▶ [AIM OF THE TASK]: Quote all entries exactly, leaving pictures aside.

▶ [DATA ROWS]:
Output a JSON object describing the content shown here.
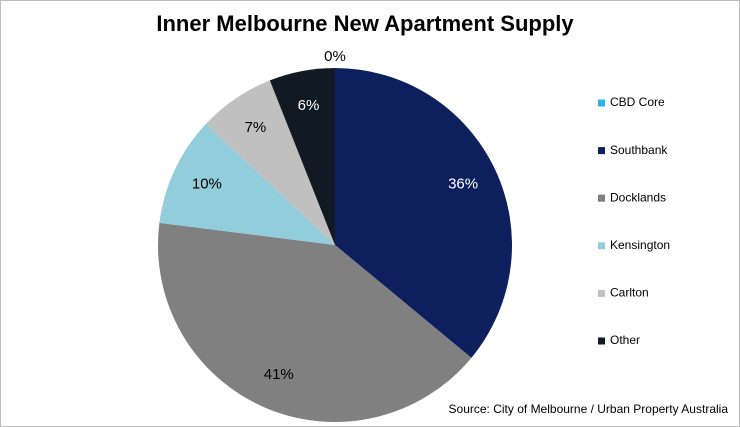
{
  "chart_data": {
    "type": "pie",
    "title": "Inner Melbourne New Apartment Supply",
    "source": "Source: City of Melbourne / Urban Property Australia",
    "categories": [
      "CBD Core",
      "Southbank",
      "Docklands",
      "Kensington",
      "Carlton",
      "Other"
    ],
    "values": [
      0,
      36,
      41,
      10,
      7,
      6
    ],
    "value_labels": [
      "0%",
      "36%",
      "41%",
      "10%",
      "7%",
      "6%"
    ],
    "colors": [
      "#29b6e0",
      "#0d1f5c",
      "#808080",
      "#92cddc",
      "#c0c0c0",
      "#111a24"
    ],
    "legend": "right"
  }
}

▶ [SOLUTION FOR THIS EXERCISE]:
Output a JSON object describing the content shown here.
{
  "chart_data": {
    "type": "pie",
    "title": "Inner Melbourne New Apartment Supply",
    "source": "Source: City of Melbourne / Urban Property Australia",
    "categories": [
      "CBD Core",
      "Southbank",
      "Docklands",
      "Kensington",
      "Carlton",
      "Other"
    ],
    "values": [
      0,
      36,
      41,
      10,
      7,
      6
    ],
    "value_labels": [
      "0%",
      "36%",
      "41%",
      "10%",
      "7%",
      "6%"
    ],
    "colors": [
      "#29b6e0",
      "#0d1f5c",
      "#808080",
      "#92cddc",
      "#c0c0c0",
      "#111a24"
    ],
    "legend": "right"
  }
}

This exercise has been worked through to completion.